Print the complete set of entries exactly.

(Figure data in JSON)
— begin —

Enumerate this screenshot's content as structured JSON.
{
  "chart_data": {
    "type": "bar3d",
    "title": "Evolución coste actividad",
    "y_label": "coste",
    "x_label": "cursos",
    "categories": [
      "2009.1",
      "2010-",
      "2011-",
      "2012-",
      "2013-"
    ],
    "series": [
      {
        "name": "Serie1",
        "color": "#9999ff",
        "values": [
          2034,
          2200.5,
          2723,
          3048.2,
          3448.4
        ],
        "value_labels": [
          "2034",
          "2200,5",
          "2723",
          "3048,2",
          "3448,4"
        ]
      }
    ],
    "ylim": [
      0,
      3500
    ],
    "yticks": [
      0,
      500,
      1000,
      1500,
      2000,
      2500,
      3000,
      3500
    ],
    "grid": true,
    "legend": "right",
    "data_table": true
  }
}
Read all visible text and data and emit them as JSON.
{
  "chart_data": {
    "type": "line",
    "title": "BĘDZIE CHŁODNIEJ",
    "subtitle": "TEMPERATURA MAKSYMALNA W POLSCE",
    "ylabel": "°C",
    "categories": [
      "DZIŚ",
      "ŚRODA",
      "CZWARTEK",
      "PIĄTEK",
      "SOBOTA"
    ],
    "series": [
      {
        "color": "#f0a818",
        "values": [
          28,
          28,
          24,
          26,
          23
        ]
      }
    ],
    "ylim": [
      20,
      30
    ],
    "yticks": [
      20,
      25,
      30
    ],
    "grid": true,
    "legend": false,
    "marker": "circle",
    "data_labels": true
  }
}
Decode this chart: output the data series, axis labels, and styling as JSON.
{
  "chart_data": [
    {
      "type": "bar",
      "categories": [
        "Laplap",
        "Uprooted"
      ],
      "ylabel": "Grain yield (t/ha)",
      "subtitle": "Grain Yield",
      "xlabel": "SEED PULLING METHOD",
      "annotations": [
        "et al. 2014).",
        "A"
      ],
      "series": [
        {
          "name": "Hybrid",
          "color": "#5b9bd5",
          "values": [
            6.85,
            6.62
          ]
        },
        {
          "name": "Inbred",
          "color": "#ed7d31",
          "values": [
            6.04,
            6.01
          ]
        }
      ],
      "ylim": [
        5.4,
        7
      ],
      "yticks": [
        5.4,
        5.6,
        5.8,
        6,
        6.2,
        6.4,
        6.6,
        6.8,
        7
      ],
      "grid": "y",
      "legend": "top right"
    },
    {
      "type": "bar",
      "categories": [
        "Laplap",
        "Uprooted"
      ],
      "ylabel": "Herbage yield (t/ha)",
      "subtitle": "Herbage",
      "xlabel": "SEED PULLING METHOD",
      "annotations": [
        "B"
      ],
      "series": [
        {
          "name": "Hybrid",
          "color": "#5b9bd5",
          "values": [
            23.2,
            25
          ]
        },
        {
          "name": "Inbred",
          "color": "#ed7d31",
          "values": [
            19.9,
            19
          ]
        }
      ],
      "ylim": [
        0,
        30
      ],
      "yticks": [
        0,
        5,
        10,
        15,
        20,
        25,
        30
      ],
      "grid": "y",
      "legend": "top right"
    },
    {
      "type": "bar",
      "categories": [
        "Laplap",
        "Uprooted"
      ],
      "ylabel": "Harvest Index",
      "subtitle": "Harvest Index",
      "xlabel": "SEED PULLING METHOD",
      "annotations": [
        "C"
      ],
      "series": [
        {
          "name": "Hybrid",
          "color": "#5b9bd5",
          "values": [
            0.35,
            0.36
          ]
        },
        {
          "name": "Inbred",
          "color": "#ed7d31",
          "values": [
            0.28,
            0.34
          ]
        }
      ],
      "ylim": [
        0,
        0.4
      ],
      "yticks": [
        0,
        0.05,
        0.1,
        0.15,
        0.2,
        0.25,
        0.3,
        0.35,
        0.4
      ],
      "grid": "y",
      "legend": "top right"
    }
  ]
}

— end —

RESULT OF THE EXERCISE:
Enumerate this screenshot's content as structured JSON.
{
  "chart_data": {
    "type": "bar3d",
    "title": "Evolución coste actividad",
    "y_label": "coste",
    "x_label": "cursos",
    "categories": [
      "2009.1",
      "2010-",
      "2011-",
      "2012-",
      "2013-"
    ],
    "series": [
      {
        "name": "Serie1",
        "color": "#9999ff",
        "values": [
          2034,
          2200.5,
          2723,
          3048.2,
          3448.4
        ],
        "value_labels": [
          "2034",
          "2200,5",
          "2723",
          "3048,2",
          "3448,4"
        ]
      }
    ],
    "ylim": [
      0,
      3500
    ],
    "yticks": [
      0,
      500,
      1000,
      1500,
      2000,
      2500,
      3000,
      3500
    ],
    "grid": true,
    "legend": "right",
    "data_table": true
  }
}
Read all visible text and data and emit them as JSON.
{
  "chart_data": {
    "type": "line",
    "title": "BĘDZIE CHŁODNIEJ",
    "subtitle": "TEMPERATURA MAKSYMALNA W POLSCE",
    "ylabel": "°C",
    "categories": [
      "DZIŚ",
      "ŚRODA",
      "CZWARTEK",
      "PIĄTEK",
      "SOBOTA"
    ],
    "series": [
      {
        "color": "#f0a818",
        "values": [
          28,
          28,
          24,
          26,
          23
        ]
      }
    ],
    "ylim": [
      20,
      30
    ],
    "yticks": [
      20,
      25,
      30
    ],
    "grid": true,
    "legend": false,
    "marker": "circle",
    "data_labels": true
  }
}
Decode this chart: output the data series, axis labels, and styling as JSON.
{
  "chart_data": [
    {
      "type": "bar",
      "categories": [
        "Laplap",
        "Uprooted"
      ],
      "ylabel": "Grain yield (t/ha)",
      "subtitle": "Grain Yield",
      "xlabel": "SEED PULLING METHOD",
      "annotations": [
        "et al. 2014).",
        "A"
      ],
      "series": [
        {
          "name": "Hybrid",
          "color": "#5b9bd5",
          "values": [
            6.85,
            6.62
          ]
        },
        {
          "name": "Inbred",
          "color": "#ed7d31",
          "values": [
            6.04,
            6.01
          ]
        }
      ],
      "ylim": [
        5.4,
        7
      ],
      "yticks": [
        5.4,
        5.6,
        5.8,
        6,
        6.2,
        6.4,
        6.6,
        6.8,
        7
      ],
      "grid": "y",
      "legend": "top right"
    },
    {
      "type": "bar",
      "categories": [
        "Laplap",
        "Uprooted"
      ],
      "ylabel": "Herbage yield (t/ha)",
      "subtitle": "Herbage",
      "xlabel": "SEED PULLING METHOD",
      "annotations": [
        "B"
      ],
      "series": [
        {
          "name": "Hybrid",
          "color": "#5b9bd5",
          "values": [
            23.2,
            25
          ]
        },
        {
          "name": "Inbred",
          "color": "#ed7d31",
          "values": [
            19.9,
            19
          ]
        }
      ],
      "ylim": [
        0,
        30
      ],
      "yticks": [
        0,
        5,
        10,
        15,
        20,
        25,
        30
      ],
      "grid": "y",
      "legend": "top right"
    },
    {
      "type": "bar",
      "categories": [
        "Laplap",
        "Uprooted"
      ],
      "ylabel": "Harvest Index",
      "subtitle": "Harvest Index",
      "xlabel": "SEED PULLING METHOD",
      "annotations": [
        "C"
      ],
      "series": [
        {
          "name": "Hybrid",
          "color": "#5b9bd5",
          "values": [
            0.35,
            0.36
          ]
        },
        {
          "name": "Inbred",
          "color": "#ed7d31",
          "values": [
            0.28,
            0.34
          ]
        }
      ],
      "ylim": [
        0,
        0.4
      ],
      "yticks": [
        0,
        0.05,
        0.1,
        0.15,
        0.2,
        0.25,
        0.3,
        0.35,
        0.4
      ],
      "grid": "y",
      "legend": "top right"
    }
  ]
}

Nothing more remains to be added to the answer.